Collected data
# # # # # # #

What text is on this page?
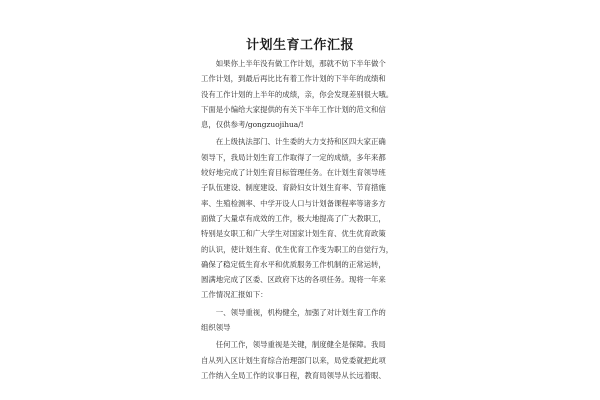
计划生育工作汇报

　　如果你上半年没有做工作计划，那就不妨下半年做个

工作计划，到最后再比比有着工作计划的下半年的成绩和

没有工作计划的上半年的成绩，亲，你会发现差别很大哦。

下面是小编给大家提供的有关下半年工作计划的范文和信

息，仅供参考/gongzuojihua/!

　　在上级执法部门、计生委的大力支持和区四大家正确

领导下，我局计划生育工作取得了一定的成绩，多年来都

较好地完成了计划生育目标管理任务。在计划生育领导班

子队伍建设、制度建设、育龄妇女计划生育率、节育措施

率、生殖检测率、中学开设人口与计划备课程率等诸多方

面做了大量卓有成效的工作，极大地提高了广大教职工，

特别是女职工和广大学生对国家计划生育、优生优育政策

的认识，使计划生育、优生优育工作变为职工的自觉行为，

确保了稳定低生育水平和优质服务工作机制的正常运转，

圆满地完成了区委、区政府下达的各项任务。现将一年来

工作情况汇报如下：

　　一、领导重视，机构健全，加强了对计划生育工作的

组织领导

　　任何工作，领导重视是关键，制度健全是保障。我局

自从列入区计划生育综合治理部门以来，局党委就把此项

工作纳入全局工作的议事日程，教育局领导从长远着眼、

# # # # # # #

Return the entries unchanged, save for the pictures, which do not belong in the copy.

Problem solution >>
What text is on this page?
计划生育工作汇报

　　如果你上半年没有做工作计划，那就不妨下半年做个

工作计划，到最后再比比有着工作计划的下半年的成绩和

没有工作计划的上半年的成绩，亲，你会发现差别很大哦。

下面是小编给大家提供的有关下半年工作计划的范文和信

息，仅供参考/gongzuojihua/!

　　在上级执法部门、计生委的大力支持和区四大家正确

领导下，我局计划生育工作取得了一定的成绩，多年来都

较好地完成了计划生育目标管理任务。在计划生育领导班

子队伍建设、制度建设、育龄妇女计划生育率、节育措施

率、生殖检测率、中学开设人口与计划备课程率等诸多方

面做了大量卓有成效的工作，极大地提高了广大教职工，

特别是女职工和广大学生对国家计划生育、优生优育政策

的认识，使计划生育、优生优育工作变为职工的自觉行为，

确保了稳定低生育水平和优质服务工作机制的正常运转，

圆满地完成了区委、区政府下达的各项任务。现将一年来

工作情况汇报如下：

　　一、领导重视，机构健全，加强了对计划生育工作的

组织领导

　　任何工作，领导重视是关键，制度健全是保障。我局

自从列入区计划生育综合治理部门以来，局党委就把此项

工作纳入全局工作的议事日程，教育局领导从长远着眼、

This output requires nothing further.